══ Source data
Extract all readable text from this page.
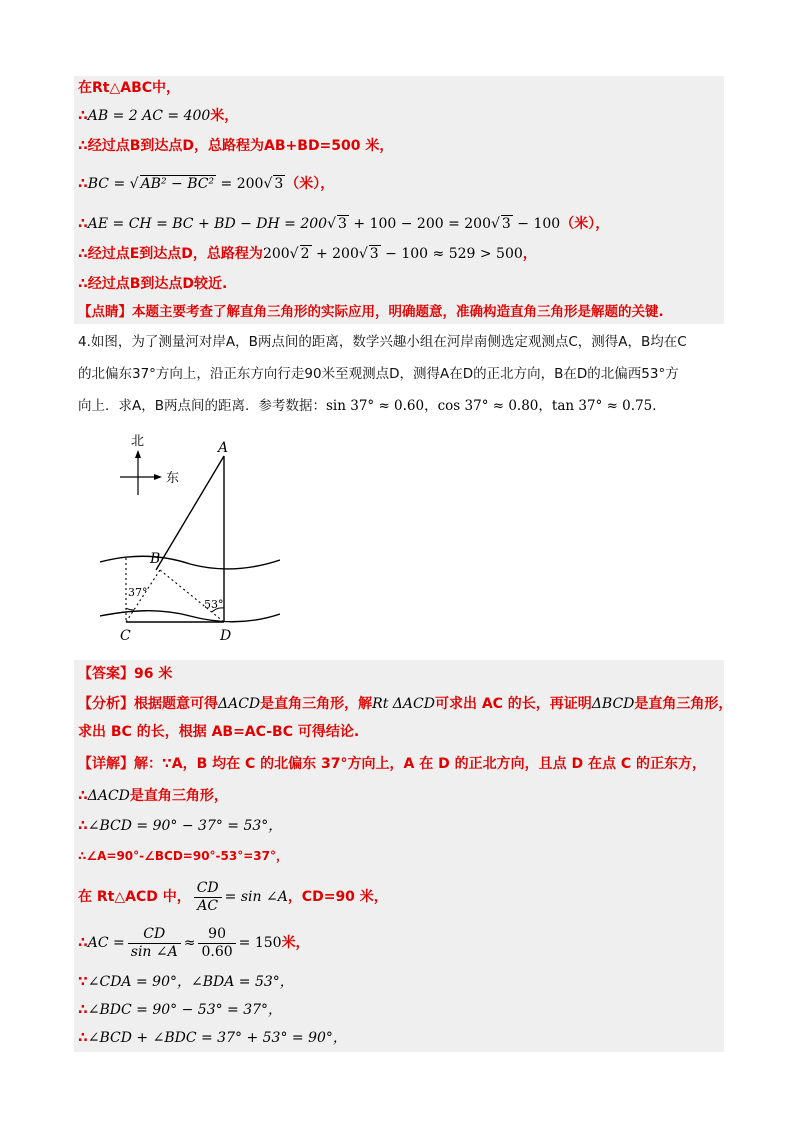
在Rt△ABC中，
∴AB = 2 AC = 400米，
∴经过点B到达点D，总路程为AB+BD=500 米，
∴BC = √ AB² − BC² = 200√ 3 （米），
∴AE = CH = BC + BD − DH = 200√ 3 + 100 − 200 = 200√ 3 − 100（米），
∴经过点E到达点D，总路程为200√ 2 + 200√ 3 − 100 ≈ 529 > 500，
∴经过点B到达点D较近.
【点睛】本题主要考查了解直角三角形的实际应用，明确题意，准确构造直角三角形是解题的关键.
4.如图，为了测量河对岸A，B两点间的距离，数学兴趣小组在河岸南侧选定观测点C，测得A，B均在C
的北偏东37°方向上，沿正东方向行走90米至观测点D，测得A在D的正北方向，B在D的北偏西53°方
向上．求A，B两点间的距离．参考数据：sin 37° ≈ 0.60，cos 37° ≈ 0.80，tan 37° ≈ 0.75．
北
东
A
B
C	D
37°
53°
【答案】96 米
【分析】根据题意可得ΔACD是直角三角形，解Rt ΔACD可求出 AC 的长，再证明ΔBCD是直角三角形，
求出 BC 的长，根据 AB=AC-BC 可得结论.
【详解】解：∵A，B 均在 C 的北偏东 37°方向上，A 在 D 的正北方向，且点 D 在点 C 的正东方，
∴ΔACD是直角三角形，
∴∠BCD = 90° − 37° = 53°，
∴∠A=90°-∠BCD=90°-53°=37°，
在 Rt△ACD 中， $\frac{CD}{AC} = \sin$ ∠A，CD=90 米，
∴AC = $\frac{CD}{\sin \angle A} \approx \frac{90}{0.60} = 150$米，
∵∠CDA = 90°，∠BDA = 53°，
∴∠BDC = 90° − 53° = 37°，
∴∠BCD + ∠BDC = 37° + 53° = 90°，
════
§ What is needed:
Restate the whole listing above exactly, please, omitting every image.

§ The completed task:
Extract all readable text from this page.
在Rt△ABC中，
∴AB = 2 AC = 400米，
∴经过点B到达点D，总路程为AB+BD=500 米，
∴BC = √ AB² − BC² = 200√ 3 （米），
∴AE = CH = BC + BD − DH = 200√ 3 + 100 − 200 = 200√ 3 − 100（米），
∴经过点E到达点D，总路程为200√ 2 + 200√ 3 − 100 ≈ 529 > 500，
∴经过点B到达点D较近.
【点睛】本题主要考查了解直角三角形的实际应用，明确题意，准确构造直角三角形是解题的关键.
4.如图，为了测量河对岸A，B两点间的距离，数学兴趣小组在河岸南侧选定观测点C，测得A，B均在C
的北偏东37°方向上，沿正东方向行走90米至观测点D，测得A在D的正北方向，B在D的北偏西53°方
向上．求A，B两点间的距离．参考数据：sin 37° ≈ 0.60，cos 37° ≈ 0.80，tan 37° ≈ 0.75．
北
东
A
B
C	D
37°
53°
【答案】96 米
【分析】根据题意可得ΔACD是直角三角形，解Rt ΔACD可求出 AC 的长，再证明ΔBCD是直角三角形，
求出 BC 的长，根据 AB=AC-BC 可得结论.
【详解】解：∵A，B 均在 C 的北偏东 37°方向上，A 在 D 的正北方向，且点 D 在点 C 的正东方，
∴ΔACD是直角三角形，
∴∠BCD = 90° − 37° = 53°，
∴∠A=90°-∠BCD=90°-53°=37°，
在 Rt△ACD 中， $\frac{CD}{AC} = \sin$ ∠A，CD=90 米，
∴AC = $\frac{CD}{\sin \angle A} \approx \frac{90}{0.60} = 150$米，
∵∠CDA = 90°，∠BDA = 53°，
∴∠BDC = 90° − 53° = 37°，
∴∠BCD + ∠BDC = 37° + 53° = 90°，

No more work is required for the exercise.